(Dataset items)
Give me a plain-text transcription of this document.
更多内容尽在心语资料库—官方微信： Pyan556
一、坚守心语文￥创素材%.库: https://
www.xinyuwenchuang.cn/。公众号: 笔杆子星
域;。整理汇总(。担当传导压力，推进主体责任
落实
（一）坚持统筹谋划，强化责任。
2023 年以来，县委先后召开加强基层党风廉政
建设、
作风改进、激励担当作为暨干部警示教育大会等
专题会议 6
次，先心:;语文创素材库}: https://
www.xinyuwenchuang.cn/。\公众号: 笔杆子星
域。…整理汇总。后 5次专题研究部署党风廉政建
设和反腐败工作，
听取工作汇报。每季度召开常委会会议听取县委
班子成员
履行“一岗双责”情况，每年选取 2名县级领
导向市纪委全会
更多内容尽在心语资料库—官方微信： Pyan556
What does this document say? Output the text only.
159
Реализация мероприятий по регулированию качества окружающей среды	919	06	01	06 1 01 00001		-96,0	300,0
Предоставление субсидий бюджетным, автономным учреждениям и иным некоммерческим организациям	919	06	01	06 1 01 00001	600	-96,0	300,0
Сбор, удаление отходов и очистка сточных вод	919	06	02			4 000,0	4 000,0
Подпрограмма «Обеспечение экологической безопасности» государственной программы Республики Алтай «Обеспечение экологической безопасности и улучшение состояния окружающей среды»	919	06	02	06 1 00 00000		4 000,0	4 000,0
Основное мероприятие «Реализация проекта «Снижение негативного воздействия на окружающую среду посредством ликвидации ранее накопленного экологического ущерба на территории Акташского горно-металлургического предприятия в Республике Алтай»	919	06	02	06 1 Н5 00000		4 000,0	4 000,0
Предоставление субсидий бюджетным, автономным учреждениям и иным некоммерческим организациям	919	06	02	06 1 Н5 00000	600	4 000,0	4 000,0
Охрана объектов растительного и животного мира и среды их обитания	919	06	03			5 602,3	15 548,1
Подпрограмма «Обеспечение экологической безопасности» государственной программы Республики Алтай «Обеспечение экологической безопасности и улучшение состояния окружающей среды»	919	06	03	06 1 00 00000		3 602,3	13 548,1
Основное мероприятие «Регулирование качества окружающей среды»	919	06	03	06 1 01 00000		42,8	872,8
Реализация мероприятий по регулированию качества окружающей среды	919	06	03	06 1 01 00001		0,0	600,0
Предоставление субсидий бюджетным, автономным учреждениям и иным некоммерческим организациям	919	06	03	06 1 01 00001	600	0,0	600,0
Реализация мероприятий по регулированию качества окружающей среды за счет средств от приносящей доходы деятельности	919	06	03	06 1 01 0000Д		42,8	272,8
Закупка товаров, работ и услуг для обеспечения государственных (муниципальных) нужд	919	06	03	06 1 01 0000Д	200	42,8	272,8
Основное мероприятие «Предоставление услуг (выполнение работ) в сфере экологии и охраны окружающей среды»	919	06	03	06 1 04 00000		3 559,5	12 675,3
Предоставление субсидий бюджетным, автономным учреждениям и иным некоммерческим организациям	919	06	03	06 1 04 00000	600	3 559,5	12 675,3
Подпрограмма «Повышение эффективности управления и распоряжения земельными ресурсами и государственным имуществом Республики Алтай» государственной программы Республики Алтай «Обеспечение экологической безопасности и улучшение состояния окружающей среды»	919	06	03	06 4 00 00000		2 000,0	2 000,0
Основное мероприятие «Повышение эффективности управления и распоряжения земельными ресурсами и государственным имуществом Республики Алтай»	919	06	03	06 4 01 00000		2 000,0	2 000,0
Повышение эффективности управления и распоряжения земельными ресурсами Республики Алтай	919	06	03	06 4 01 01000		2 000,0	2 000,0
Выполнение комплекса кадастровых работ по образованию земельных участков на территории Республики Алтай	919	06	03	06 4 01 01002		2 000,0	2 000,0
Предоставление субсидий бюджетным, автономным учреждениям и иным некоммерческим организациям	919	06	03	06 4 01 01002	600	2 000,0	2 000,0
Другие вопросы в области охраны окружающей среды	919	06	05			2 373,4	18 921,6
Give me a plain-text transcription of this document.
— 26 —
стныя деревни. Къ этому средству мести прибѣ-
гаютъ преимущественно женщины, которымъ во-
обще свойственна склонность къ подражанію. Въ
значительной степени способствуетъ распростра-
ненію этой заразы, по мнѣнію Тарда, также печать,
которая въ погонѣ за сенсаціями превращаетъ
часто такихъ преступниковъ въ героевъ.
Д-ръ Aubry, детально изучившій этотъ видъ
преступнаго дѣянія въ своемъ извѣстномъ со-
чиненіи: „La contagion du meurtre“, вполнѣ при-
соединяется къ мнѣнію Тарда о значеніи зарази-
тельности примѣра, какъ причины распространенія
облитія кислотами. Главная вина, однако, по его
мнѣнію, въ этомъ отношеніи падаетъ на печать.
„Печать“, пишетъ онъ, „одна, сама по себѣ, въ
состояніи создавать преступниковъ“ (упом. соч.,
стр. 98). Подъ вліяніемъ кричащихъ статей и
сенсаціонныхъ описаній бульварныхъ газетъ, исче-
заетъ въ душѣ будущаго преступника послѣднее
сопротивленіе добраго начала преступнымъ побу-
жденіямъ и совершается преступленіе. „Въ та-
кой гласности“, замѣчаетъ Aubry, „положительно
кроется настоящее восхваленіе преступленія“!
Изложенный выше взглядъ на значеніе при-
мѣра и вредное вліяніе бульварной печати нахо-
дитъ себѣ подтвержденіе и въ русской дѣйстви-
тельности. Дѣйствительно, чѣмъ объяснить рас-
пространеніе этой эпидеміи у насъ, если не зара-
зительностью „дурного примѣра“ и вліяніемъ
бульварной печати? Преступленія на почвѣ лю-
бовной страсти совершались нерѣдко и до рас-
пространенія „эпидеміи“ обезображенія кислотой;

## INSTRUCTIONS FOR THE TASK
All entries shown above should be printed again exactly.

## RESPONSE TO THIS EXERCISE
Give me a plain-text transcription of this document.
更多内容尽在心语资料库—官方微信： Pyan556
一、坚守心语文￥创素材%.库: https://
www.xinyuwenchuang.cn/。公众号: 笔杆子星
域;。整理汇总(。担当传导压力，推进主体责任
落实
（一）坚持统筹谋划，强化责任。
2023 年以来，县委先后召开加强基层党风廉政
建设、
作风改进、激励担当作为暨干部警示教育大会等
专题会议 6
次，先心:;语文创素材库}: https://
www.xinyuwenchuang.cn/。\公众号: 笔杆子星
域。…整理汇总。后 5次专题研究部署党风廉政建
设和反腐败工作，
听取工作汇报。每季度召开常委会会议听取县委
班子成员
履行“一岗双责”情况，每年选取 2名县级领
导向市纪委全会
更多内容尽在心语资料库—官方微信： Pyan556
What does this document say? Output the text only.
159
Реализация мероприятий по регулированию качества окружающей среды	919	06	01	06 1 01 00001		-96,0	300,0
Предоставление субсидий бюджетным, автономным учреждениям и иным некоммерческим организациям	919	06	01	06 1 01 00001	600	-96,0	300,0
Сбор, удаление отходов и очистка сточных вод	919	06	02			4 000,0	4 000,0
Подпрограмма «Обеспечение экологической безопасности» государственной программы Республики Алтай «Обеспечение экологической безопасности и улучшение состояния окружающей среды»	919	06	02	06 1 00 00000		4 000,0	4 000,0
Основное мероприятие «Реализация проекта «Снижение негативного воздействия на окружающую среду посредством ликвидации ранее накопленного экологического ущерба на территории Акташского горно-металлургического предприятия в Республике Алтай»	919	06	02	06 1 Н5 00000		4 000,0	4 000,0
Предоставление субсидий бюджетным, автономным учреждениям и иным некоммерческим организациям	919	06	02	06 1 Н5 00000	600	4 000,0	4 000,0
Охрана объектов растительного и животного мира и среды их обитания	919	06	03			5 602,3	15 548,1
Подпрограмма «Обеспечение экологической безопасности» государственной программы Республики Алтай «Обеспечение экологической безопасности и улучшение состояния окружающей среды»	919	06	03	06 1 00 00000		3 602,3	13 548,1
Основное мероприятие «Регулирование качества окружающей среды»	919	06	03	06 1 01 00000		42,8	872,8
Реализация мероприятий по регулированию качества окружающей среды	919	06	03	06 1 01 00001		0,0	600,0
Предоставление субсидий бюджетным, автономным учреждениям и иным некоммерческим организациям	919	06	03	06 1 01 00001	600	0,0	600,0
Реализация мероприятий по регулированию качества окружающей среды за счет средств от приносящей доходы деятельности	919	06	03	06 1 01 0000Д		42,8	272,8
Закупка товаров, работ и услуг для обеспечения государственных (муниципальных) нужд	919	06	03	06 1 01 0000Д	200	42,8	272,8
Основное мероприятие «Предоставление услуг (выполнение работ) в сфере экологии и охраны окружающей среды»	919	06	03	06 1 04 00000		3 559,5	12 675,3
Предоставление субсидий бюджетным, автономным учреждениям и иным некоммерческим организациям	919	06	03	06 1 04 00000	600	3 559,5	12 675,3
Подпрограмма «Повышение эффективности управления и распоряжения земельными ресурсами и государственным имуществом Республики Алтай» государственной программы Республики Алтай «Обеспечение экологической безопасности и улучшение состояния окружающей среды»	919	06	03	06 4 00 00000		2 000,0	2 000,0
Основное мероприятие «Повышение эффективности управления и распоряжения земельными ресурсами и государственным имуществом Республики Алтай»	919	06	03	06 4 01 00000		2 000,0	2 000,0
Повышение эффективности управления и распоряжения земельными ресурсами Республики Алтай	919	06	03	06 4 01 01000		2 000,0	2 000,0
Выполнение комплекса кадастровых работ по образованию земельных участков на территории Республики Алтай	919	06	03	06 4 01 01002		2 000,0	2 000,0
Предоставление субсидий бюджетным, автономным учреждениям и иным некоммерческим организациям	919	06	03	06 4 01 01002	600	2 000,0	2 000,0
Другие вопросы в области охраны окружающей среды	919	06	05			2 373,4	18 921,6
Give me a plain-text transcription of this document.
— 26 —
стныя деревни. Къ этому средству мести прибѣ-
гаютъ преимущественно женщины, которымъ во-
обще свойственна склонность къ подражанію. Въ
значительной степени способствуетъ распростра-
ненію этой заразы, по мнѣнію Тарда, также печать,
которая въ погонѣ за сенсаціями превращаетъ
часто такихъ преступниковъ въ героевъ.
Д-ръ Aubry, детально изучившій этотъ видъ
преступнаго дѣянія въ своемъ извѣстномъ со-
чиненіи: „La contagion du meurtre“, вполнѣ при-
соединяется къ мнѣнію Тарда о значеніи зарази-
тельности примѣра, какъ причины распространенія
облитія кислотами. Главная вина, однако, по его
мнѣнію, въ этомъ отношеніи падаетъ на печать.
„Печать“, пишетъ онъ, „одна, сама по себѣ, въ
состояніи создавать преступниковъ“ (упом. соч.,
стр. 98). Подъ вліяніемъ кричащихъ статей и
сенсаціонныхъ описаній бульварныхъ газетъ, исче-
заетъ въ душѣ будущаго преступника послѣднее
сопротивленіе добраго начала преступнымъ побу-
жденіямъ и совершается преступленіе. „Въ та-
кой гласности“, замѣчаетъ Aubry, „положительно
кроется настоящее восхваленіе преступленія“!
Изложенный выше взглядъ на значеніе при-
мѣра и вредное вліяніе бульварной печати нахо-
дитъ себѣ подтвержденіе и въ русской дѣйстви-
тельности. Дѣйствительно, чѣмъ объяснить рас-
пространеніе этой эпидеміи у насъ, если не зара-
зительностью „дурного примѣра“ и вліяніемъ
бульварной печати? Преступленія на почвѣ лю-
бовной страсти совершались нерѣдко и до рас-
пространенія „эпидеміи“ обезображенія кислотой;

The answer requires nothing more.